# Task statement:
Reproduce all of the data that follows, character for character.

Dataset excerpt
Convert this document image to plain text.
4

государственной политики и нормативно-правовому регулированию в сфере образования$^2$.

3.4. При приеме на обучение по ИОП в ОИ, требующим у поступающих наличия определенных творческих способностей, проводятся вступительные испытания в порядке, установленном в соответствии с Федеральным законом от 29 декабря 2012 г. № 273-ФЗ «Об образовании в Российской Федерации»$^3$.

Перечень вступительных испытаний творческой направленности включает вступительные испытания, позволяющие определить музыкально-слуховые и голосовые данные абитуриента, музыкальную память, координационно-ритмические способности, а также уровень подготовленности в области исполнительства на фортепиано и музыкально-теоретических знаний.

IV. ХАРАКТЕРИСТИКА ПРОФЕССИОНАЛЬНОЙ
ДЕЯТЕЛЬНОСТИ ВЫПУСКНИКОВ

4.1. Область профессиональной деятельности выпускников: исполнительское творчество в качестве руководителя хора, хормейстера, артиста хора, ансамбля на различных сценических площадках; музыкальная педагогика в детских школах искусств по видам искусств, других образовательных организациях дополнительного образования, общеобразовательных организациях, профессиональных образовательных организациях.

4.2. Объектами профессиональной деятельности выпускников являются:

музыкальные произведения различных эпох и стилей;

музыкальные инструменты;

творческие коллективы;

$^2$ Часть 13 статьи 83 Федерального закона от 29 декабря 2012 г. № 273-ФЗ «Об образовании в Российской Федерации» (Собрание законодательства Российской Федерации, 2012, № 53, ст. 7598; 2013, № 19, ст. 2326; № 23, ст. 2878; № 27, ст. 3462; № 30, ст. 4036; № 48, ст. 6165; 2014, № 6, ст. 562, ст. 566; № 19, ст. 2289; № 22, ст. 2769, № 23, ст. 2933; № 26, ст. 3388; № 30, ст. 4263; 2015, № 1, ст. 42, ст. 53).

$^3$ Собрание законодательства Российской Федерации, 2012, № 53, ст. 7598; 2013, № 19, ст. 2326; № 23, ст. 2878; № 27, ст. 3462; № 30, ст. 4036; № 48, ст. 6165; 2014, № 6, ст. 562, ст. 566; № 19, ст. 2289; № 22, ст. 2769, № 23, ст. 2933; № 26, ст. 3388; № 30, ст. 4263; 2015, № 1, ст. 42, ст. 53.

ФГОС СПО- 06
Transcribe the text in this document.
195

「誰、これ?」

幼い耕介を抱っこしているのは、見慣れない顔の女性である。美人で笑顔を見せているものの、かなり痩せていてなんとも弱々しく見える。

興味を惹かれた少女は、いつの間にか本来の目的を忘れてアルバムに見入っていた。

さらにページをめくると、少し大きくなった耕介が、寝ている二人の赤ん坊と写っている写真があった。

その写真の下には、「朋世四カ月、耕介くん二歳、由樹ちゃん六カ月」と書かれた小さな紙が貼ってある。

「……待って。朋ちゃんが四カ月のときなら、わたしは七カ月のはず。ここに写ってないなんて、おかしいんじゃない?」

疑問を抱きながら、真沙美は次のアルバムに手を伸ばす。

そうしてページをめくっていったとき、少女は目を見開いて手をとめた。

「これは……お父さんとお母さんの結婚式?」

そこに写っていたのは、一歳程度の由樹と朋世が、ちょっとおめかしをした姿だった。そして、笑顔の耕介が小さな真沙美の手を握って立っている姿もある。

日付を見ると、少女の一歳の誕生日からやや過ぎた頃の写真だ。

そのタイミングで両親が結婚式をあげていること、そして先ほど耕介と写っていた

# Exercise result:
Convert this document image to plain text.
4

государственной политики и нормативно-правовому регулированию в сфере образования$^2$.

3.4. При приеме на обучение по ИОП в ОИ, требующим у поступающих наличия определенных творческих способностей, проводятся вступительные испытания в порядке, установленном в соответствии с Федеральным законом от 29 декабря 2012 г. № 273-ФЗ «Об образовании в Российской Федерации»$^3$.

Перечень вступительных испытаний творческой направленности включает вступительные испытания, позволяющие определить музыкально-слуховые и голосовые данные абитуриента, музыкальную память, координационно-ритмические способности, а также уровень подготовленности в области исполнительства на фортепиано и музыкально-теоретических знаний.

IV. ХАРАКТЕРИСТИКА ПРОФЕССИОНАЛЬНОЙ
ДЕЯТЕЛЬНОСТИ ВЫПУСКНИКОВ

4.1. Область профессиональной деятельности выпускников: исполнительское творчество в качестве руководителя хора, хормейстера, артиста хора, ансамбля на различных сценических площадках; музыкальная педагогика в детских школах искусств по видам искусств, других образовательных организациях дополнительного образования, общеобразовательных организациях, профессиональных образовательных организациях.

4.2. Объектами профессиональной деятельности выпускников являются:

музыкальные произведения различных эпох и стилей;

музыкальные инструменты;

творческие коллективы;

$^2$ Часть 13 статьи 83 Федерального закона от 29 декабря 2012 г. № 273-ФЗ «Об образовании в Российской Федерации» (Собрание законодательства Российской Федерации, 2012, № 53, ст. 7598; 2013, № 19, ст. 2326; № 23, ст. 2878; № 27, ст. 3462; № 30, ст. 4036; № 48, ст. 6165; 2014, № 6, ст. 562, ст. 566; № 19, ст. 2289; № 22, ст. 2769, № 23, ст. 2933; № 26, ст. 3388; № 30, ст. 4263; 2015, № 1, ст. 42, ст. 53).

$^3$ Собрание законодательства Российской Федерации, 2012, № 53, ст. 7598; 2013, № 19, ст. 2326; № 23, ст. 2878; № 27, ст. 3462; № 30, ст. 4036; № 48, ст. 6165; 2014, № 6, ст. 562, ст. 566; № 19, ст. 2289; № 22, ст. 2769, № 23, ст. 2933; № 26, ст. 3388; № 30, ст. 4263; 2015, № 1, ст. 42, ст. 53.

ФГОС СПО- 06
Transcribe the text in this document.
195

「誰、これ?」

幼い耕介を抱っこしているのは、見慣れない顔の女性である。美人で笑顔を見せているものの、かなり痩せていてなんとも弱々しく見える。

興味を惹かれた少女は、いつの間にか本来の目的を忘れてアルバムに見入っていた。

さらにページをめくると、少し大きくなった耕介が、寝ている二人の赤ん坊と写っている写真があった。

その写真の下には、「朋世四カ月、耕介くん二歳、由樹ちゃん六カ月」と書かれた小さな紙が貼ってある。

「……待って。朋ちゃんが四カ月のときなら、わたしは七カ月のはず。ここに写ってないなんて、おかしいんじゃない?」

疑問を抱きながら、真沙美は次のアルバムに手を伸ばす。

そうしてページをめくっていったとき、少女は目を見開いて手をとめた。

「これは……お父さんとお母さんの結婚式?」

そこに写っていたのは、一歳程度の由樹と朋世が、ちょっとおめかしをした姿だった。そして、笑顔の耕介が小さな真沙美の手を握って立っている姿もある。

日付を見ると、少女の一歳の誕生日からやや過ぎた頃の写真だ。

そのタイミングで両親が結婚式をあげていること、そして先ほど耕介と写っていた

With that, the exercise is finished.